## Problem description
Extract the text of every entry below exactly; leave images out.
........
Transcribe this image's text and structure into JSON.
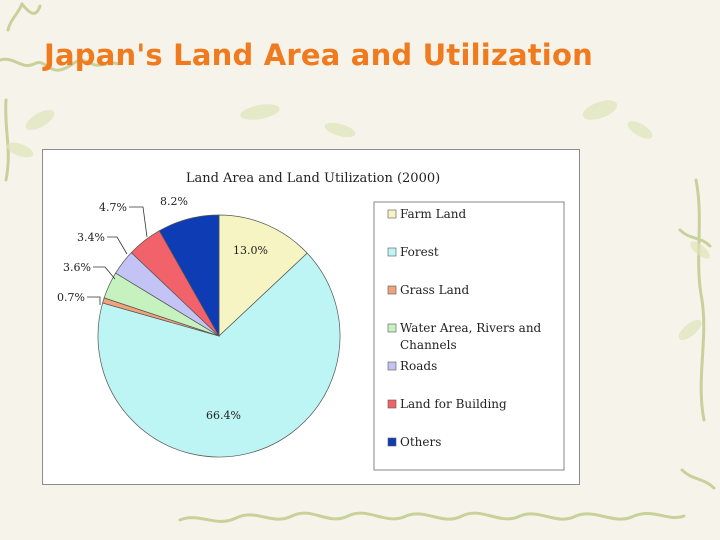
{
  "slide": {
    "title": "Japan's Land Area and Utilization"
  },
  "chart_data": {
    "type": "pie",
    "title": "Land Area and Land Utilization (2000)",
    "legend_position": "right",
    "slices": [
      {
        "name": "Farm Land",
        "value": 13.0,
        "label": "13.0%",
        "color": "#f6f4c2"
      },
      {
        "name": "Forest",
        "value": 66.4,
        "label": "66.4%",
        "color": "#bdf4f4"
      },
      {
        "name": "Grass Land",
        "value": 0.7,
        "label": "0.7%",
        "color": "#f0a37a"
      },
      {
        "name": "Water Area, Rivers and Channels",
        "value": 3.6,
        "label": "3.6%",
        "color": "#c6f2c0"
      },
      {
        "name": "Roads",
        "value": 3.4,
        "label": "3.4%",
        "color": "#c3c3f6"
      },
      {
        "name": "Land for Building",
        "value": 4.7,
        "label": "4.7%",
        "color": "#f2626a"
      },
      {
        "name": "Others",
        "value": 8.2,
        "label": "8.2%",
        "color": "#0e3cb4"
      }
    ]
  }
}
........
## Task output
Transcribe this image's text and structure into JSON.
{
  "slide": {
    "title": "Japan's Land Area and Utilization"
  },
  "chart_data": {
    "type": "pie",
    "title": "Land Area and Land Utilization (2000)",
    "legend_position": "right",
    "slices": [
      {
        "name": "Farm Land",
        "value": 13.0,
        "label": "13.0%",
        "color": "#f6f4c2"
      },
      {
        "name": "Forest",
        "value": 66.4,
        "label": "66.4%",
        "color": "#bdf4f4"
      },
      {
        "name": "Grass Land",
        "value": 0.7,
        "label": "0.7%",
        "color": "#f0a37a"
      },
      {
        "name": "Water Area, Rivers and Channels",
        "value": 3.6,
        "label": "3.6%",
        "color": "#c6f2c0"
      },
      {
        "name": "Roads",
        "value": 3.4,
        "label": "3.4%",
        "color": "#c3c3f6"
      },
      {
        "name": "Land for Building",
        "value": 4.7,
        "label": "4.7%",
        "color": "#f2626a"
      },
      {
        "name": "Others",
        "value": 8.2,
        "label": "8.2%",
        "color": "#0e3cb4"
      }
    ]
  }
}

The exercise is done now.